Geëxtraheerde gegevensregels
══════

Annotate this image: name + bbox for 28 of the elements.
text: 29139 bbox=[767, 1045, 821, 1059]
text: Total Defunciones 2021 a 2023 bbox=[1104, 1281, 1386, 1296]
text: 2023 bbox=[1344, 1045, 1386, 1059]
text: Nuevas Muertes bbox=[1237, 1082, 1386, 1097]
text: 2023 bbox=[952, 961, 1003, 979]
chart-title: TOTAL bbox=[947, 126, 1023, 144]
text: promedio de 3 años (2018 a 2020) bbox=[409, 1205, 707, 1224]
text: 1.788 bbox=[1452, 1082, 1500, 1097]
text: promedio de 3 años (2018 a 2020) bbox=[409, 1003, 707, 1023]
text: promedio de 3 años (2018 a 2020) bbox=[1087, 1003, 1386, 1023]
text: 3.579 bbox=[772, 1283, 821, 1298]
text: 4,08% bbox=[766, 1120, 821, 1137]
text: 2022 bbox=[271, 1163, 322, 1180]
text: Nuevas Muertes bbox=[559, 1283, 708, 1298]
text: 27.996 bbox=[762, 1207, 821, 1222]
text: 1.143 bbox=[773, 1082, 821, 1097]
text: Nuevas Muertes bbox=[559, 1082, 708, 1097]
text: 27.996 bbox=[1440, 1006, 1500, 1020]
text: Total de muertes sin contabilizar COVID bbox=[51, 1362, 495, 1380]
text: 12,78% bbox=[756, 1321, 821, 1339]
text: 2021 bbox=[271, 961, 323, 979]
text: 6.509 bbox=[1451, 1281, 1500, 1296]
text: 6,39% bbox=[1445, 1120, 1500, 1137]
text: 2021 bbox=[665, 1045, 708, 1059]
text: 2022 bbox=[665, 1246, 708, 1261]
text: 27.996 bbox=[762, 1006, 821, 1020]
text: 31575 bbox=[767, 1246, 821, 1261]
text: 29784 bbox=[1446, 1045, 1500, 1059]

══════

■ OPDRACHT
Geef alle regels uit de records hierboven weer als genummerde lijst en laat lege regels weg.

■ UITVOER
1. Annotate this image: name + bbox for 28 of the elements.
2. text: 29139 bbox=[767, 1045, 821, 1059]
3. text: Total Defunciones 2021 a 2023 bbox=[1104, 1281, 1386, 1296]
4. text: 2023 bbox=[1344, 1045, 1386, 1059]
5. text: Nuevas Muertes bbox=[1237, 1082, 1386, 1097]
6. text: 2023 bbox=[952, 961, 1003, 979]
7. chart-title: TOTAL bbox=[947, 126, 1023, 144]
8. text: promedio de 3 años (2018 a 2020) bbox=[409, 1205, 707, 1224]
9. text: 1.788 bbox=[1452, 1082, 1500, 1097]
10. text: promedio de 3 años (2018 a 2020) bbox=[409, 1003, 707, 1023]
11. text: promedio de 3 años (2018 a 2020) bbox=[1087, 1003, 1386, 1023]
12. text: 3.579 bbox=[772, 1283, 821, 1298]
13. text: 4,08% bbox=[766, 1120, 821, 1137]
14. text: 2022 bbox=[271, 1163, 322, 1180]
15. text: Nuevas Muertes bbox=[559, 1283, 708, 1298]
16. text: 27.996 bbox=[762, 1207, 821, 1222]
17. text: 1.143 bbox=[773, 1082, 821, 1097]
18. text: Nuevas Muertes bbox=[559, 1082, 708, 1097]
19. text: 27.996 bbox=[1440, 1006, 1500, 1020]
20. text: Total de muertes sin contabilizar COVID bbox=[51, 1362, 495, 1380]
21. text: 12,78% bbox=[756, 1321, 821, 1339]
22. text: 2021 bbox=[271, 961, 323, 979]
23. text: 6.509 bbox=[1451, 1281, 1500, 1296]
24. text: 6,39% bbox=[1445, 1120, 1500, 1137]
25. text: 2021 bbox=[665, 1045, 708, 1059]
26. text: 2022 bbox=[665, 1246, 708, 1261]
27. text: 27.996 bbox=[762, 1006, 821, 1020]
28. text: 31575 bbox=[767, 1246, 821, 1261]
29. text: 29784 bbox=[1446, 1045, 1500, 1059]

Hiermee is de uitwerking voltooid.